* _Your task_: Reproduce the records below exactly as they appear.

* _Information supplied_:

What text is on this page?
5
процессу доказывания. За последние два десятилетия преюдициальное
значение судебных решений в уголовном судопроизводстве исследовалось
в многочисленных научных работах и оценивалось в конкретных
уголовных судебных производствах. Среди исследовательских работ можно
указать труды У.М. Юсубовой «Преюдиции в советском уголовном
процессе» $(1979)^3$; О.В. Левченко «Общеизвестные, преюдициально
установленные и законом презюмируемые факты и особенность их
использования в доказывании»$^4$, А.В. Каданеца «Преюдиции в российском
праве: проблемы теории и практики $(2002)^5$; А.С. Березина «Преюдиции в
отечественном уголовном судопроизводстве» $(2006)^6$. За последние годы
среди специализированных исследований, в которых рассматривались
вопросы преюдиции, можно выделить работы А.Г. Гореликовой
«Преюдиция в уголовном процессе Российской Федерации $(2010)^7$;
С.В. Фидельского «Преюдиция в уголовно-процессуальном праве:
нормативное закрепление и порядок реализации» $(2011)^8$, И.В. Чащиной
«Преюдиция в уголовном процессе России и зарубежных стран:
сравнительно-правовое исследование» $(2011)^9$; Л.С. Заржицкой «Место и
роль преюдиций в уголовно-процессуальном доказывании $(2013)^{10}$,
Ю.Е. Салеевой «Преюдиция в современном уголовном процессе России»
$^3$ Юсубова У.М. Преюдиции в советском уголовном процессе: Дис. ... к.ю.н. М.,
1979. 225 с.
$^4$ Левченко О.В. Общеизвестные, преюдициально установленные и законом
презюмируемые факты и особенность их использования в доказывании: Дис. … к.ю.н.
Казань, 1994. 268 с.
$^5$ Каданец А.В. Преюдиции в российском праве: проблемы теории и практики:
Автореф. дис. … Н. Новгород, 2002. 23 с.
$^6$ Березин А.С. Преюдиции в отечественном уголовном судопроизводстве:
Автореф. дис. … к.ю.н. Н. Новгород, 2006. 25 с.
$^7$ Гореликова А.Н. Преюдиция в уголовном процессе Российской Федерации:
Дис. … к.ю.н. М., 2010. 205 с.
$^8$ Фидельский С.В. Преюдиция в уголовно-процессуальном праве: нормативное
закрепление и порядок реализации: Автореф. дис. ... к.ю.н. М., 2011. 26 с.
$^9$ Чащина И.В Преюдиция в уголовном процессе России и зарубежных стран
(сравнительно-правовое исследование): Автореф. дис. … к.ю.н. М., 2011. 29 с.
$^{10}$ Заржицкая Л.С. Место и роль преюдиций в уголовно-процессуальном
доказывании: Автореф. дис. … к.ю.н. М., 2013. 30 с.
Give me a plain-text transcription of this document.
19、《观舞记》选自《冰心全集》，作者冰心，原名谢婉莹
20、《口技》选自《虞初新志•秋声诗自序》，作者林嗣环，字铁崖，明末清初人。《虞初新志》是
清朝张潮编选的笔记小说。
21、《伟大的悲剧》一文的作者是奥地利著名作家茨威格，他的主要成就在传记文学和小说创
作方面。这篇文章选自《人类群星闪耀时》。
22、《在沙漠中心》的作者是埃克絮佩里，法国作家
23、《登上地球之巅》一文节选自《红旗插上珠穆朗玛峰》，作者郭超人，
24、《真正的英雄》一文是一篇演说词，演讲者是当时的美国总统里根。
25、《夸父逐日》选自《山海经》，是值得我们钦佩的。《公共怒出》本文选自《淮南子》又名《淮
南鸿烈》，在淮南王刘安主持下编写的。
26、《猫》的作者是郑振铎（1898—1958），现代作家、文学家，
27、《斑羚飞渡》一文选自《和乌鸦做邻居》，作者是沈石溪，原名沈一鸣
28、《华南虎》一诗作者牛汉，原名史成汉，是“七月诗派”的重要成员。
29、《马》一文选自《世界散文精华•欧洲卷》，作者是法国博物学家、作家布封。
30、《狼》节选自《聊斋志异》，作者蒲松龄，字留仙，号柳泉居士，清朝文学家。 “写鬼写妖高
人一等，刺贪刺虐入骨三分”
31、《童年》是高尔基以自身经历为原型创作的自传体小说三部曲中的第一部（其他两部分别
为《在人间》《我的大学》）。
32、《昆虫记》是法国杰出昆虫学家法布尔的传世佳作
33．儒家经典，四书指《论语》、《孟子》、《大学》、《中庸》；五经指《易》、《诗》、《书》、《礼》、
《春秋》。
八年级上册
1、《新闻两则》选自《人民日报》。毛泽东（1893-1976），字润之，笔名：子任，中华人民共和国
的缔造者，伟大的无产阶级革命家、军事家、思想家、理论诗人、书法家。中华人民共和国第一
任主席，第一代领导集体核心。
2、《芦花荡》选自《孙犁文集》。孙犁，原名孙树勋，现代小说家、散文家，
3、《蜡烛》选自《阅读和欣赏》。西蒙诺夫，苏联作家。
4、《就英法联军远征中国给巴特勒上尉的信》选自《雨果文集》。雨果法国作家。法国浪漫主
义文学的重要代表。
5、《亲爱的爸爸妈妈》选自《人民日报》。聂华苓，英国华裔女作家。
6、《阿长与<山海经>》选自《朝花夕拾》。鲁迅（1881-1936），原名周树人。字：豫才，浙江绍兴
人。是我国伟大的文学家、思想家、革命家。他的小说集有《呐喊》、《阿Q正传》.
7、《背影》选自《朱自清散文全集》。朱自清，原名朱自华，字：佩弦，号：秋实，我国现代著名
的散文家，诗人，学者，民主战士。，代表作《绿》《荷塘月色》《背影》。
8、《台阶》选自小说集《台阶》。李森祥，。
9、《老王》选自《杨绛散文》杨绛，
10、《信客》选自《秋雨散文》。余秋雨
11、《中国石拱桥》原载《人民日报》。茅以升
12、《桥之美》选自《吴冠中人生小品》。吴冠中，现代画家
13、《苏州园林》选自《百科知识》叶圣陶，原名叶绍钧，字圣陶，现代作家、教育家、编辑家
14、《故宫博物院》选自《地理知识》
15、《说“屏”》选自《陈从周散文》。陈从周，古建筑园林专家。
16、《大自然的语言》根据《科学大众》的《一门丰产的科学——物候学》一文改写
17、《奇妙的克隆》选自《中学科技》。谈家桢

* _Result below_:
What text is on this page?
5
процессу доказывания. За последние два десятилетия преюдициальное
значение судебных решений в уголовном судопроизводстве исследовалось
в многочисленных научных работах и оценивалось в конкретных
уголовных судебных производствах. Среди исследовательских работ можно
указать труды У.М. Юсубовой «Преюдиции в советском уголовном
процессе» $(1979)^3$; О.В. Левченко «Общеизвестные, преюдициально
установленные и законом презюмируемые факты и особенность их
использования в доказывании»$^4$, А.В. Каданеца «Преюдиции в российском
праве: проблемы теории и практики $(2002)^5$; А.С. Березина «Преюдиции в
отечественном уголовном судопроизводстве» $(2006)^6$. За последние годы
среди специализированных исследований, в которых рассматривались
вопросы преюдиции, можно выделить работы А.Г. Гореликовой
«Преюдиция в уголовном процессе Российской Федерации $(2010)^7$;
С.В. Фидельского «Преюдиция в уголовно-процессуальном праве:
нормативное закрепление и порядок реализации» $(2011)^8$, И.В. Чащиной
«Преюдиция в уголовном процессе России и зарубежных стран:
сравнительно-правовое исследование» $(2011)^9$; Л.С. Заржицкой «Место и
роль преюдиций в уголовно-процессуальном доказывании $(2013)^{10}$,
Ю.Е. Салеевой «Преюдиция в современном уголовном процессе России»
$^3$ Юсубова У.М. Преюдиции в советском уголовном процессе: Дис. ... к.ю.н. М.,
1979. 225 с.
$^4$ Левченко О.В. Общеизвестные, преюдициально установленные и законом
презюмируемые факты и особенность их использования в доказывании: Дис. … к.ю.н.
Казань, 1994. 268 с.
$^5$ Каданец А.В. Преюдиции в российском праве: проблемы теории и практики:
Автореф. дис. … Н. Новгород, 2002. 23 с.
$^6$ Березин А.С. Преюдиции в отечественном уголовном судопроизводстве:
Автореф. дис. … к.ю.н. Н. Новгород, 2006. 25 с.
$^7$ Гореликова А.Н. Преюдиция в уголовном процессе Российской Федерации:
Дис. … к.ю.н. М., 2010. 205 с.
$^8$ Фидельский С.В. Преюдиция в уголовно-процессуальном праве: нормативное
закрепление и порядок реализации: Автореф. дис. ... к.ю.н. М., 2011. 26 с.
$^9$ Чащина И.В Преюдиция в уголовном процессе России и зарубежных стран
(сравнительно-правовое исследование): Автореф. дис. … к.ю.н. М., 2011. 29 с.
$^{10}$ Заржицкая Л.С. Место и роль преюдиций в уголовно-процессуальном
доказывании: Автореф. дис. … к.ю.н. М., 2013. 30 с.
Give me a plain-text transcription of this document.
19、《观舞记》选自《冰心全集》，作者冰心，原名谢婉莹
20、《口技》选自《虞初新志•秋声诗自序》，作者林嗣环，字铁崖，明末清初人。《虞初新志》是
清朝张潮编选的笔记小说。
21、《伟大的悲剧》一文的作者是奥地利著名作家茨威格，他的主要成就在传记文学和小说创
作方面。这篇文章选自《人类群星闪耀时》。
22、《在沙漠中心》的作者是埃克絮佩里，法国作家
23、《登上地球之巅》一文节选自《红旗插上珠穆朗玛峰》，作者郭超人，
24、《真正的英雄》一文是一篇演说词，演讲者是当时的美国总统里根。
25、《夸父逐日》选自《山海经》，是值得我们钦佩的。《公共怒出》本文选自《淮南子》又名《淮
南鸿烈》，在淮南王刘安主持下编写的。
26、《猫》的作者是郑振铎（1898—1958），现代作家、文学家，
27、《斑羚飞渡》一文选自《和乌鸦做邻居》，作者是沈石溪，原名沈一鸣
28、《华南虎》一诗作者牛汉，原名史成汉，是“七月诗派”的重要成员。
29、《马》一文选自《世界散文精华•欧洲卷》，作者是法国博物学家、作家布封。
30、《狼》节选自《聊斋志异》，作者蒲松龄，字留仙，号柳泉居士，清朝文学家。 “写鬼写妖高
人一等，刺贪刺虐入骨三分”
31、《童年》是高尔基以自身经历为原型创作的自传体小说三部曲中的第一部（其他两部分别
为《在人间》《我的大学》）。
32、《昆虫记》是法国杰出昆虫学家法布尔的传世佳作
33．儒家经典，四书指《论语》、《孟子》、《大学》、《中庸》；五经指《易》、《诗》、《书》、《礼》、
《春秋》。
八年级上册
1、《新闻两则》选自《人民日报》。毛泽东（1893-1976），字润之，笔名：子任，中华人民共和国
的缔造者，伟大的无产阶级革命家、军事家、思想家、理论诗人、书法家。中华人民共和国第一
任主席，第一代领导集体核心。
2、《芦花荡》选自《孙犁文集》。孙犁，原名孙树勋，现代小说家、散文家，
3、《蜡烛》选自《阅读和欣赏》。西蒙诺夫，苏联作家。
4、《就英法联军远征中国给巴特勒上尉的信》选自《雨果文集》。雨果法国作家。法国浪漫主
义文学的重要代表。
5、《亲爱的爸爸妈妈》选自《人民日报》。聂华苓，英国华裔女作家。
6、《阿长与<山海经>》选自《朝花夕拾》。鲁迅（1881-1936），原名周树人。字：豫才，浙江绍兴
人。是我国伟大的文学家、思想家、革命家。他的小说集有《呐喊》、《阿Q正传》.
7、《背影》选自《朱自清散文全集》。朱自清，原名朱自华，字：佩弦，号：秋实，我国现代著名
的散文家，诗人，学者，民主战士。，代表作《绿》《荷塘月色》《背影》。
8、《台阶》选自小说集《台阶》。李森祥，。
9、《老王》选自《杨绛散文》杨绛，
10、《信客》选自《秋雨散文》。余秋雨
11、《中国石拱桥》原载《人民日报》。茅以升
12、《桥之美》选自《吴冠中人生小品》。吴冠中，现代画家
13、《苏州园林》选自《百科知识》叶圣陶，原名叶绍钧，字圣陶，现代作家、教育家、编辑家
14、《故宫博物院》选自《地理知识》
15、《说“屏”》选自《陈从周散文》。陈从周，古建筑园林专家。
16、《大自然的语言》根据《科学大众》的《一门丰产的科学——物候学》一文改写
17、《奇妙的克隆》选自《中学科技》。谈家桢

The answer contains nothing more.